## THE TASK:
Print only the line with "Extract all readable text from this page." and the lines after it, ending with the last line of the material, each exactly as it stands.

## Collected data:
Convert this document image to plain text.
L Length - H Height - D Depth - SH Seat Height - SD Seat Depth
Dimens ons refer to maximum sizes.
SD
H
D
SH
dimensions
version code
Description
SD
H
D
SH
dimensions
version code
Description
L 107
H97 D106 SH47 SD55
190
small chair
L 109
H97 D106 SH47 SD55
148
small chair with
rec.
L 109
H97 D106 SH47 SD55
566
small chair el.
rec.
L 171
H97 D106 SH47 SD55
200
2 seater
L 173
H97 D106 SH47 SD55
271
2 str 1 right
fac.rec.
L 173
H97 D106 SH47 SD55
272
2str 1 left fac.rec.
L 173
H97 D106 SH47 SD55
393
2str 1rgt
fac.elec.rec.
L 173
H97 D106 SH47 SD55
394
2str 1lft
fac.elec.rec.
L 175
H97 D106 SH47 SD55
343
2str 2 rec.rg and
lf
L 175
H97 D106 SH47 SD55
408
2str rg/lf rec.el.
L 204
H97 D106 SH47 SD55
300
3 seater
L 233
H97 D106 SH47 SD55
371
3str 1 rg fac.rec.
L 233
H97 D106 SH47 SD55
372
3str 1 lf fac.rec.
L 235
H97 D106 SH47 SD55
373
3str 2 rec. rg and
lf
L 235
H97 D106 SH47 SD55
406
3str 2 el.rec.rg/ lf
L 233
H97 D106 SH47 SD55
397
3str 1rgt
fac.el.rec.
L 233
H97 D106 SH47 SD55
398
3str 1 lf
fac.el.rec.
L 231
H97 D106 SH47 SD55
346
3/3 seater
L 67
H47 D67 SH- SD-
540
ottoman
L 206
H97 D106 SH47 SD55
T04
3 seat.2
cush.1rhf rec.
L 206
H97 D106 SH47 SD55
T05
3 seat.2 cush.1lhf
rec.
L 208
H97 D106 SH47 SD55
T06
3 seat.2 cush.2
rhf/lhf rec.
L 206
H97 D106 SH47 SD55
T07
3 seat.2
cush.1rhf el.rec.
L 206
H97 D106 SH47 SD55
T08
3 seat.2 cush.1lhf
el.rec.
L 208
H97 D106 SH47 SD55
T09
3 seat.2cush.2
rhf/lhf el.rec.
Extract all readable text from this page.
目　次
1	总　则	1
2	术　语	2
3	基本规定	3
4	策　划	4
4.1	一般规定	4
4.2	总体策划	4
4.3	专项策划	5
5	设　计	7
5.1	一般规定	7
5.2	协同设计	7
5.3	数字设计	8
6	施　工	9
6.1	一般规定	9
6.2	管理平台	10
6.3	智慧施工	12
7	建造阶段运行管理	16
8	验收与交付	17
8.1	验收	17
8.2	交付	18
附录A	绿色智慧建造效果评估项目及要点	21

## ANSWER IN FULL:
Extract all readable text from this page.
目　次
1	总　则	1
2	术　语	2
3	基本规定	3
4	策　划	4
4.1	一般规定	4
4.2	总体策划	4
4.3	专项策划	5
5	设　计	7
5.1	一般规定	7
5.2	协同设计	7
5.3	数字设计	8
6	施　工	9
6.1	一般规定	9
6.2	管理平台	10
6.3	智慧施工	12
7	建造阶段运行管理	16
8	验收与交付	17
8.1	验收	17
8.2	交付	18
附录A	绿色智慧建造效果评估项目及要点	21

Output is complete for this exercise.